[Exercise directions]
Omit every image, and transcribe the remaining entries exactly as given.

Data records:
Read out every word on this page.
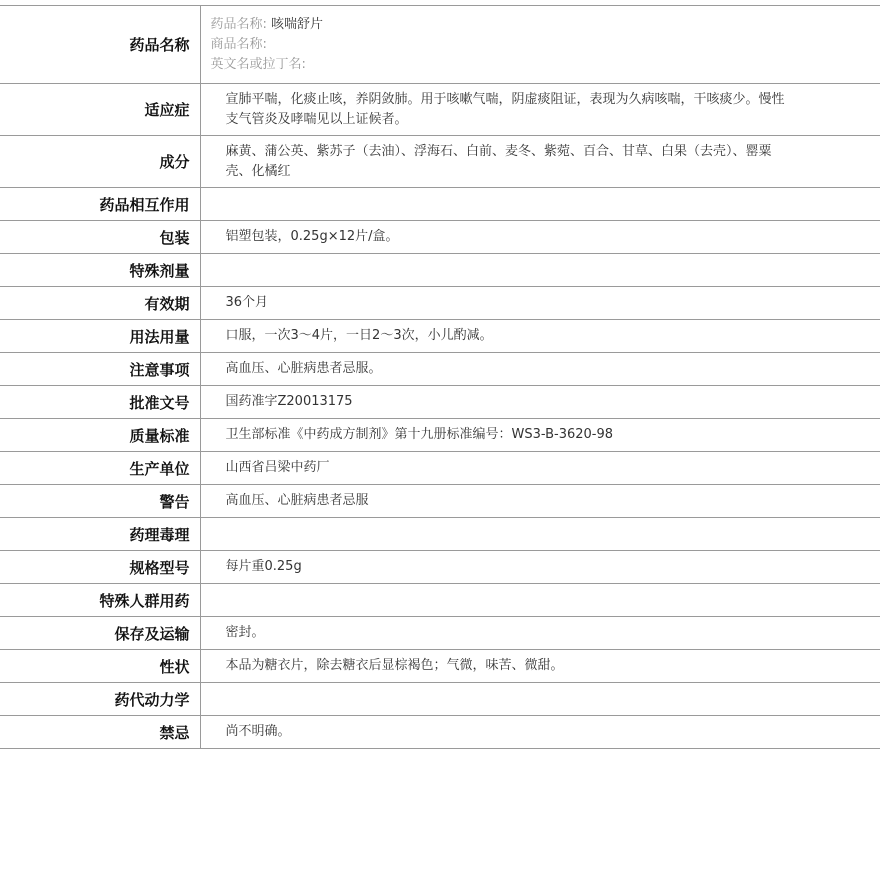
药品名称	药品名称: 咳喘舒片
商品名称:
英文名或拉丁名:

适应症	宣肺平喘，化痰止咳，养阴敛肺。用于咳嗽气喘，阴虚痰阻证，表现为久病咳喘，干咳痰少。慢性支气管炎及哮喘见以上证候者。
成分	麻黄、蒲公英、紫苏子（去油）、浮海石、白前、麦冬、紫菀、百合、甘草、白果（去壳）、罂粟壳、化橘红
药品相互作用	
包装	铝塑包装，0.25g×12片/盒。
特殊剂量	
有效期	36个月
用法用量	口服，一次3～4片，一日2～3次，小儿酌减。
注意事项	高血压、心脏病患者忌服。
批准文号	国药准字Z20013175
质量标准	卫生部标准《中药成方制剂》第十九册标准编号：WS3-B-3620-98
生产单位	山西省吕梁中药厂
警告	高血压、心脏病患者忌服
药理毒理	
规格型号	每片重0.25g
特殊人群用药	
保存及运输	密封。
性状	本品为糖衣片，除去糖衣后显棕褐色；气微，味苦、微甜。
药代动力学	
禁忌	尚不明确。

[Answer below]
Read out every word on this page.
药品名称	药品名称: 咳喘舒片
商品名称:
英文名或拉丁名:

适应症	宣肺平喘，化痰止咳，养阴敛肺。用于咳嗽气喘，阴虚痰阻证，表现为久病咳喘，干咳痰少。慢性支气管炎及哮喘见以上证候者。
成分	麻黄、蒲公英、紫苏子（去油）、浮海石、白前、麦冬、紫菀、百合、甘草、白果（去壳）、罂粟壳、化橘红
药品相互作用	
包装	铝塑包装，0.25g×12片/盒。
特殊剂量	
有效期	36个月
用法用量	口服，一次3～4片，一日2～3次，小儿酌减。
注意事项	高血压、心脏病患者忌服。
批准文号	国药准字Z20013175
质量标准	卫生部标准《中药成方制剂》第十九册标准编号：WS3-B-3620-98
生产单位	山西省吕梁中药厂
警告	高血压、心脏病患者忌服
药理毒理	
规格型号	每片重0.25g
特殊人群用药	
保存及运输	密封。
性状	本品为糖衣片，除去糖衣后显棕褐色；气微，味苦、微甜。
药代动力学	
禁忌	尚不明确。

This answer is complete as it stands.